**DATA ROWS:**
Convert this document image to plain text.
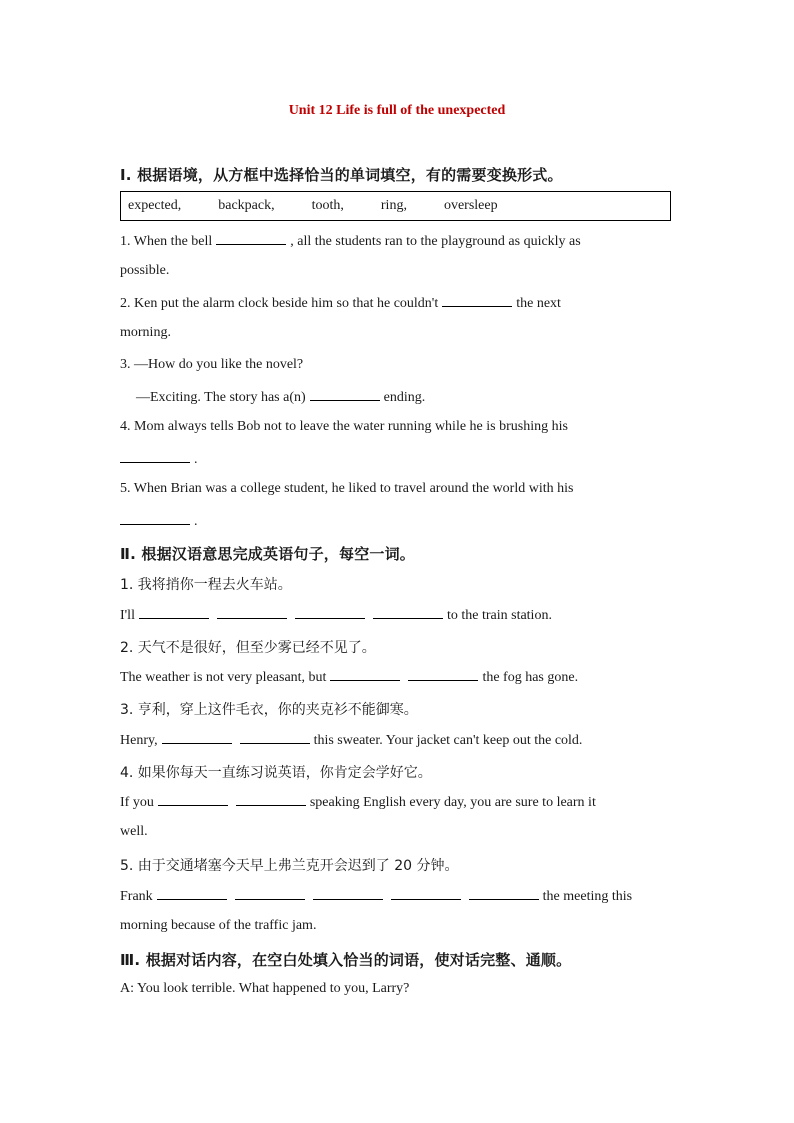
Unit 12 Life is full of the unexpected
Ⅰ. 根据语境，从方框中选择恰当的单词填空，有的需要变换形式。
expected,	backpack,	tooth,	ring,	oversleep
1. When the bell	, all the students ran to the playground as quickly as
possible.
2. Ken put the alarm clock beside him so that he couldn't	the next
morning.
3. —How do you like the novel?
—Exciting. The story has a(n)	ending.
4. Mom always tells Bob not to leave the water running while he is brushing his
.
5. When Brian was a college student, he liked to travel around the world with his
.
Ⅱ. 根据汉语意思完成英语句子，每空一词。
1. 我将捎你一程去火车站。
I'll	to the train station.
2. 天气不是很好，但至少雾已经不见了。
The weather is not very pleasant, but	the fog has gone.
3. 亨利，穿上这件毛衣，你的夹克衫不能御寒。
Henry,	this sweater. Your jacket can't keep out the cold.
4. 如果你每天一直练习说英语，你肯定会学好它。
If you	speaking English every day, you are sure to learn it
well.
5. 由于交通堵塞今天早上弗兰克开会迟到了 20 分钟。
Frank	the meeting this
morning because of the traffic jam.
Ⅲ. 根据对话内容，在空白处填入恰当的词语，使对话完整、通顺。
A: You look terrible. What happened to you, Larry?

**EXERCISE TASK:** Reproduce all of the material exactly, apart from the pictures.

**FINISHED TASK:**
Convert this document image to plain text.
Unit 12 Life is full of the unexpected
Ⅰ. 根据语境，从方框中选择恰当的单词填空，有的需要变换形式。
expected,	backpack,	tooth,	ring,	oversleep
1. When the bell	, all the students ran to the playground as quickly as
possible.
2. Ken put the alarm clock beside him so that he couldn't	the next
morning.
3. —How do you like the novel?
—Exciting. The story has a(n)	ending.
4. Mom always tells Bob not to leave the water running while he is brushing his
.
5. When Brian was a college student, he liked to travel around the world with his
.
Ⅱ. 根据汉语意思完成英语句子，每空一词。
1. 我将捎你一程去火车站。
I'll	to the train station.
2. 天气不是很好，但至少雾已经不见了。
The weather is not very pleasant, but	the fog has gone.
3. 亨利，穿上这件毛衣，你的夹克衫不能御寒。
Henry,	this sweater. Your jacket can't keep out the cold.
4. 如果你每天一直练习说英语，你肯定会学好它。
If you	speaking English every day, you are sure to learn it
well.
5. 由于交通堵塞今天早上弗兰克开会迟到了 20 分钟。
Frank	the meeting this
morning because of the traffic jam.
Ⅲ. 根据对话内容，在空白处填入恰当的词语，使对话完整、通顺。
A: You look terrible. What happened to you, Larry?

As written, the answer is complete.